=== TASK BRIEF ===
Answer with one number: how many lines hold "this".

=== Figure record listings ===
******************************
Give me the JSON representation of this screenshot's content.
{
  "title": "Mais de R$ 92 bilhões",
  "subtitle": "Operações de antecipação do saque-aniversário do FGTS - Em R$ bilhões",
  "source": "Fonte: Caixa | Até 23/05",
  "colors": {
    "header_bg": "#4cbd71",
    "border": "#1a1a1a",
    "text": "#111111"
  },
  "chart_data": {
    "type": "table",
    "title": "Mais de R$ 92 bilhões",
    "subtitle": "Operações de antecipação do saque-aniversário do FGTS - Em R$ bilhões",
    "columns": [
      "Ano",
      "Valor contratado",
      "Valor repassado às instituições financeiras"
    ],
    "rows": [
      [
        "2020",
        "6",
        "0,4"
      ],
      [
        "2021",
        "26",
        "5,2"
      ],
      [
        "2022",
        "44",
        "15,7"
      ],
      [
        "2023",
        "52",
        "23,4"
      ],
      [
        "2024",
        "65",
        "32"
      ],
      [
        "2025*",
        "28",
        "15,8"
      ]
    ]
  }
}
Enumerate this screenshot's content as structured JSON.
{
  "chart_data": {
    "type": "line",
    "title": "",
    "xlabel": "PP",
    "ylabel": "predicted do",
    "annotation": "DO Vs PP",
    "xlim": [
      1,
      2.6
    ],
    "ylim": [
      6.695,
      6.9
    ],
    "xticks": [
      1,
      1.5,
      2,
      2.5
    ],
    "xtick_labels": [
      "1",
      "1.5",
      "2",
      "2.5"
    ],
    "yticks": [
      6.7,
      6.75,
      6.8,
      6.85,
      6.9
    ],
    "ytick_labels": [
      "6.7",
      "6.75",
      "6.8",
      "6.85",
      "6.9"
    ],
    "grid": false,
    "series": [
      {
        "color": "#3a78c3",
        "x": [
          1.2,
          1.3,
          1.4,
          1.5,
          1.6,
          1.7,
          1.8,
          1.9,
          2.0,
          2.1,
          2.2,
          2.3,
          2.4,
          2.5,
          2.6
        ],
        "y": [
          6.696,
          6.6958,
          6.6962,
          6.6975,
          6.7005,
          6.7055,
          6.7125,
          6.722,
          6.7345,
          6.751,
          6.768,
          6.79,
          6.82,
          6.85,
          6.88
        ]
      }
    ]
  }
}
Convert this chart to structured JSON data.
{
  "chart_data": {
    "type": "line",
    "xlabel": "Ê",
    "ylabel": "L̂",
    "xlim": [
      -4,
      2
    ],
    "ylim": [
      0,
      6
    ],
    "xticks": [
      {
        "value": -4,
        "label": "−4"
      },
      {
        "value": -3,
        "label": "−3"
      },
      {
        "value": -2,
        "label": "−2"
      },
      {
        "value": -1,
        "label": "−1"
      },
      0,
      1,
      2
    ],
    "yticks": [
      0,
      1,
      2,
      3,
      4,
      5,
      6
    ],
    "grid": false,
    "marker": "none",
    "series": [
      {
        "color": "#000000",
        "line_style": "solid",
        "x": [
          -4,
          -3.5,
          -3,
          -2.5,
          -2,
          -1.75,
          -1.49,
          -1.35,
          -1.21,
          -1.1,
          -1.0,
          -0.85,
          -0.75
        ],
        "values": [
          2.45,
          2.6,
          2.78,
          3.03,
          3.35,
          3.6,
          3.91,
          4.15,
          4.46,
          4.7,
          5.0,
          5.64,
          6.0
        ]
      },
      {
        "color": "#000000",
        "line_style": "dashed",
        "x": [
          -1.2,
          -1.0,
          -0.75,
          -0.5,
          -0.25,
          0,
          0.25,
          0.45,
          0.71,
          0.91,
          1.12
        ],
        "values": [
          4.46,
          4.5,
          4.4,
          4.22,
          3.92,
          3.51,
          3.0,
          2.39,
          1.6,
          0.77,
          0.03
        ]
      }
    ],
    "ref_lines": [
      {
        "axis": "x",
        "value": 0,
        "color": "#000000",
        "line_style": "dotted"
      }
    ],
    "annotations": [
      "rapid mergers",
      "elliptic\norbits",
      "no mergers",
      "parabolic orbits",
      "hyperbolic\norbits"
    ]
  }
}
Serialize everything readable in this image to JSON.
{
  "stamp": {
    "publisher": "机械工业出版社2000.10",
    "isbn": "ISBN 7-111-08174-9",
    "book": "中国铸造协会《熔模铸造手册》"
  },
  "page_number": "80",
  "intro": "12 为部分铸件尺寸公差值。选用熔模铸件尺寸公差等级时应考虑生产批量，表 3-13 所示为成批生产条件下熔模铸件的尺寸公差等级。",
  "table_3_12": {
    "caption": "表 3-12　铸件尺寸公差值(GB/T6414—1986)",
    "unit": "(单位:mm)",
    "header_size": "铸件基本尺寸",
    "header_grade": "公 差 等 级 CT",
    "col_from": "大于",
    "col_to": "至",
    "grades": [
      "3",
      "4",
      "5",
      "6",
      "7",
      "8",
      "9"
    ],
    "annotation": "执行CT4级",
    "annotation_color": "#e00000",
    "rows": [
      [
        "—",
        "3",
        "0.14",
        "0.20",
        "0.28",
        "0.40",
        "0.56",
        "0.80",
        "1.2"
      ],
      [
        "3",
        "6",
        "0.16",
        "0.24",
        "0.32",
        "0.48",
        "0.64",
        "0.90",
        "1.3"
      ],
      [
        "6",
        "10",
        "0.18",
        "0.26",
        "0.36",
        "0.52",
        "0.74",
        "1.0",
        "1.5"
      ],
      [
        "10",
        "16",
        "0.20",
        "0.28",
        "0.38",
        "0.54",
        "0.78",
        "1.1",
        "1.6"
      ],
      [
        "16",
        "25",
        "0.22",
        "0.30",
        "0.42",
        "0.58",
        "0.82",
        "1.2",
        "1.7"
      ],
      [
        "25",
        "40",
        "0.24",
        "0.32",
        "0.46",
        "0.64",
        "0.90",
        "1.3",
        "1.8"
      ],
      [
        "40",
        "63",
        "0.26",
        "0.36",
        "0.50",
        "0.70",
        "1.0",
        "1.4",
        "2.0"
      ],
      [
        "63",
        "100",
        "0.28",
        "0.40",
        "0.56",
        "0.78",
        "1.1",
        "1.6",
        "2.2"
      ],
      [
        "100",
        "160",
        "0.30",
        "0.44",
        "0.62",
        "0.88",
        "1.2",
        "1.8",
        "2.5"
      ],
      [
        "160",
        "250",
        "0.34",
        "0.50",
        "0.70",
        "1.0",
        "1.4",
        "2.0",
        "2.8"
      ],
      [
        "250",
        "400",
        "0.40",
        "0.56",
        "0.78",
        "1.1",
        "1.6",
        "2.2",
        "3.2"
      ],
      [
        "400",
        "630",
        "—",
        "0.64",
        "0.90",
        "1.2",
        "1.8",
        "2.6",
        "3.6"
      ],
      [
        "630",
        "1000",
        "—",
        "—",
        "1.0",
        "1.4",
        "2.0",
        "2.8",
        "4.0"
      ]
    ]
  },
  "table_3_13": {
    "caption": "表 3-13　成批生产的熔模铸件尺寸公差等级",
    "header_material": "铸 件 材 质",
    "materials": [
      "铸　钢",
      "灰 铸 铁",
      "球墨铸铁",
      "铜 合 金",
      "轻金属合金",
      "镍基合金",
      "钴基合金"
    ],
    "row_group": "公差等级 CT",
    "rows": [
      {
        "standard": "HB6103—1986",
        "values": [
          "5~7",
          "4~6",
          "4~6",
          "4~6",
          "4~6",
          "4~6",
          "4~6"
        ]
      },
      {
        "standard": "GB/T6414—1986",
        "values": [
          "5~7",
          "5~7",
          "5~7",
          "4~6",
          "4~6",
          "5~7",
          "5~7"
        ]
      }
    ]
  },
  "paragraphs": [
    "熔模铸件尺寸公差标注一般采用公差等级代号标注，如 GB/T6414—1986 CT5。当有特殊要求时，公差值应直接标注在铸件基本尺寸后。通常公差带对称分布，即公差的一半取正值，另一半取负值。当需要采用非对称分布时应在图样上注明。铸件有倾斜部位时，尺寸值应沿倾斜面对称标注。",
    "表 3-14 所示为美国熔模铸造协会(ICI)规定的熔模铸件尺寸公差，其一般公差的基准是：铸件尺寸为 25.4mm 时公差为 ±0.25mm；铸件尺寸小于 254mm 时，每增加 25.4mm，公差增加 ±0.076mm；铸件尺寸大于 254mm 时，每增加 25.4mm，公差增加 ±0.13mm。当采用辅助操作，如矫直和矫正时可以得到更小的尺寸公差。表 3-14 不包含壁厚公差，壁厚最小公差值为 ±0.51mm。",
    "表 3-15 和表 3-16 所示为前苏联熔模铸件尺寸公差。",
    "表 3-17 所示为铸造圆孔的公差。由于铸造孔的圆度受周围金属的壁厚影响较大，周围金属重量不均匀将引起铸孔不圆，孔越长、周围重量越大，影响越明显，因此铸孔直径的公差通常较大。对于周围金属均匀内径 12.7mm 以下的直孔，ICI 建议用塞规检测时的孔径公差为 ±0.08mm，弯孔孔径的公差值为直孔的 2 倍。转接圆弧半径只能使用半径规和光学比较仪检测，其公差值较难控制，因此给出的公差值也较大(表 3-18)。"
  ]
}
******************************
=== SOLVED PROBLEM ===
4